- [Brief]: Write the next part of the account of the First Aid Nursing Yeomanry given below, beginning right after its final sentence.

- [Page extract]:
══════════════════════════════

First Anywhere: The Story of the First Aid Nursing Yeomanry 1909 – 1919
First Anywhere: The Story of the First Aid Nursing Yeomanry 1909 - 1919
During the First World War a British soldier serving in France was asked what the initials 'F A N Y', printed on the side of an ambulance, stood for. He thought for a while and rpelied 'Firsy Anywhere'. The soldier was referring to the ladies of the First Aid Nursing Yeomanry who swapped their horses for motorcars and, in October 1914, went to war.
They drove ambulances to the front line and tucking up their skirts, tromped through mud to deliver medical supplies to the staff in the first aid posts and woolly socks and scarves to the men in the trenches. They joined forces with other volunteer organisations and helped to evacuate military casualties from the battlefields of Belgium and France to the ports of Boulogne and Calais. During those journeys many of them came under enemy fire, and some were arrested on suspicion of being German spies. They ran two hospitals, a convalescent home, a mobile kitchen and a mobile bath unit. They were the first women to drive for the British Army and worked alongside the French and Belgian authorities.

══════════════════════════════

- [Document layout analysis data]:
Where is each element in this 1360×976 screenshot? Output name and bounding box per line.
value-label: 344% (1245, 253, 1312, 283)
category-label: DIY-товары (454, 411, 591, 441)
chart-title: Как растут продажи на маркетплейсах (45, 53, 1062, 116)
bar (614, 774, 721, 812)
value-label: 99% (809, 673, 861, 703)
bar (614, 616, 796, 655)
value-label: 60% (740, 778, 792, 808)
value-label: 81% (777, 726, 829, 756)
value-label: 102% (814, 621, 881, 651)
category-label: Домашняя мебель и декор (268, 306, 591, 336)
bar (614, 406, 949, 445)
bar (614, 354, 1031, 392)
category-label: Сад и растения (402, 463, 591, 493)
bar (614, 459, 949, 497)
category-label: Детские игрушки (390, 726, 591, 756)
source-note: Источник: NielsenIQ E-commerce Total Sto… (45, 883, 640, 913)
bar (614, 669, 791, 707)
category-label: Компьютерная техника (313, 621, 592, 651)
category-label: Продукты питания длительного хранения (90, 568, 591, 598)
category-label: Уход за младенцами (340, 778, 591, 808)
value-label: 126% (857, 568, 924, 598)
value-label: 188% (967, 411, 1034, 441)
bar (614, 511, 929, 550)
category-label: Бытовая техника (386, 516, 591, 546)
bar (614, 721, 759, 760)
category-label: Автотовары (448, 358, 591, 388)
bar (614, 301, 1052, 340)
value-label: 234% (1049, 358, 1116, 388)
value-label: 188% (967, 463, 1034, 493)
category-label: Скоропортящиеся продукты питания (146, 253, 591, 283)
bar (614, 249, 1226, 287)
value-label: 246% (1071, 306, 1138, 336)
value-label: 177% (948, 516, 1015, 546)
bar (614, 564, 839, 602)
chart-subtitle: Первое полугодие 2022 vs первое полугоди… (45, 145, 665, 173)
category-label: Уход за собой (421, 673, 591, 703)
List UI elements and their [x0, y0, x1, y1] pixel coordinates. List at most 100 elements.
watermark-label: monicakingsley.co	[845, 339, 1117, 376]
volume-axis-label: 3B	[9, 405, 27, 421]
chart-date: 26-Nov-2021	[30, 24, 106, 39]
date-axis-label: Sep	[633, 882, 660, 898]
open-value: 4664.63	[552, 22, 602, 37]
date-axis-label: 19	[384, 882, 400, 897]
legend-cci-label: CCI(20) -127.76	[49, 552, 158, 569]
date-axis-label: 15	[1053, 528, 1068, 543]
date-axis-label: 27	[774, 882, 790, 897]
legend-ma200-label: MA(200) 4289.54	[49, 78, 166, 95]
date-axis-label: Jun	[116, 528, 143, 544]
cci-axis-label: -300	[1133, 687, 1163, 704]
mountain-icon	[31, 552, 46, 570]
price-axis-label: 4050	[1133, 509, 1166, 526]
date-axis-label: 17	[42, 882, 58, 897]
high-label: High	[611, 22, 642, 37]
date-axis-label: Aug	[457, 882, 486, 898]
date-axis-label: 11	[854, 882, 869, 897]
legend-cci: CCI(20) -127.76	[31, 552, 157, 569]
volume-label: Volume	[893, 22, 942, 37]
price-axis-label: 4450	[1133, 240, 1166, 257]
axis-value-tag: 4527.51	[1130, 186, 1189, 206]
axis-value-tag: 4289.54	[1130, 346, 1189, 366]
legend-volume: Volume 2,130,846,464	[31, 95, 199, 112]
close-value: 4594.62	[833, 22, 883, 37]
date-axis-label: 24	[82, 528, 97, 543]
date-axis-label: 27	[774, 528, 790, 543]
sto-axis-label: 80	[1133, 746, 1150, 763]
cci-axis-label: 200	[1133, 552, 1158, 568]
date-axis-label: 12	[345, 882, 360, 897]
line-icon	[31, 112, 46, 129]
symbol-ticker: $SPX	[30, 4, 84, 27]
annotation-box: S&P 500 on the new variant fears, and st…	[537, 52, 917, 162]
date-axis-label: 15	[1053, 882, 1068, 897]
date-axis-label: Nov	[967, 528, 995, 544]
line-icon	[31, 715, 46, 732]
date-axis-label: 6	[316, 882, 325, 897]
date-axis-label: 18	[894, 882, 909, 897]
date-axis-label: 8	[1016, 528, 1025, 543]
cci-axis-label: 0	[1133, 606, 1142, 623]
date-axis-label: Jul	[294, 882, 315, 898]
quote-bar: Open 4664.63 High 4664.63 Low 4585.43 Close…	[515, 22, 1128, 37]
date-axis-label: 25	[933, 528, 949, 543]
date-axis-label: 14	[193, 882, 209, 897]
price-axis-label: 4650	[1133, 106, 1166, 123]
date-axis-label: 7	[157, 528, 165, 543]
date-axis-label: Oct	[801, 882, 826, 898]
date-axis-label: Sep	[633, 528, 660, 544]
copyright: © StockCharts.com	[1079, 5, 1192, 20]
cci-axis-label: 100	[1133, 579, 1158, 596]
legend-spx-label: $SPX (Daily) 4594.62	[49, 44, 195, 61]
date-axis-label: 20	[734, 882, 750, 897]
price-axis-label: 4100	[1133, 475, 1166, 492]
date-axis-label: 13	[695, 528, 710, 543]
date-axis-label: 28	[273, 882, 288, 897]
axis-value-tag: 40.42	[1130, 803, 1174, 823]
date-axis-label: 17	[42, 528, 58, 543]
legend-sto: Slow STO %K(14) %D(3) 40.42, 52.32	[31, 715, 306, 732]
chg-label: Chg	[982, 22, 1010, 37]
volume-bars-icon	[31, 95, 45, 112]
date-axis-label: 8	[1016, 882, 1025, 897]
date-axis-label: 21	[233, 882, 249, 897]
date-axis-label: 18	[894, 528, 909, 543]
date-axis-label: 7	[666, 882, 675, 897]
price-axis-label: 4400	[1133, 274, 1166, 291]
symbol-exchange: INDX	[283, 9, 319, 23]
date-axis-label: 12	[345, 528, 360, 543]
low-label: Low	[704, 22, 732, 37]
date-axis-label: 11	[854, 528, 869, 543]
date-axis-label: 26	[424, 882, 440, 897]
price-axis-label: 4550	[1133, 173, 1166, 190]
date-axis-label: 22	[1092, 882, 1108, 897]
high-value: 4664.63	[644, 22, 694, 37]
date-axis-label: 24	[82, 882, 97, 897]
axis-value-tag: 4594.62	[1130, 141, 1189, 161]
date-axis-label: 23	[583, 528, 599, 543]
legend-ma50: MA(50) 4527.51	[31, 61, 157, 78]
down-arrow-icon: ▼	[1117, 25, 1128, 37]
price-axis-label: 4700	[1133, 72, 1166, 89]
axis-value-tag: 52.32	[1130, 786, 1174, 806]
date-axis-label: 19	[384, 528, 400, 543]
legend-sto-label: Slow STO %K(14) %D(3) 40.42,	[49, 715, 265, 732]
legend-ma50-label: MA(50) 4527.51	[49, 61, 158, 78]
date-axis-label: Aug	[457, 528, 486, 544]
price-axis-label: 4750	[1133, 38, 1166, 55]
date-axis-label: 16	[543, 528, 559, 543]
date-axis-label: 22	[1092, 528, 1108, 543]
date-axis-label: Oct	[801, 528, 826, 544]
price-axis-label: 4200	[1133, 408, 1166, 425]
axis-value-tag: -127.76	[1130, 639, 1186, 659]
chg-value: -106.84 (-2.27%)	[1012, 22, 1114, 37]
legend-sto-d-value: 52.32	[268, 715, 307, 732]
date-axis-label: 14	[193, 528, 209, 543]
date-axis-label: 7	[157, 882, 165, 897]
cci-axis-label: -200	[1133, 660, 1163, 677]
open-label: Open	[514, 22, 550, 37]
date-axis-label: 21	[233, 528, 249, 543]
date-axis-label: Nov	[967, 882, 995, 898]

══════════════════════════════

- [Answer section]:
Hoever, whilst they won the respect of those military men around them, others criticised them. Nevertheless, they overcame challenges, adapted to situations and laid the foundation of their volunteer corps - now called the Princess Royal's Volunteer Corps. In 2021 the Corps received the Queen's Award for Voluntary Service for their work during the Covid-19 pandemic.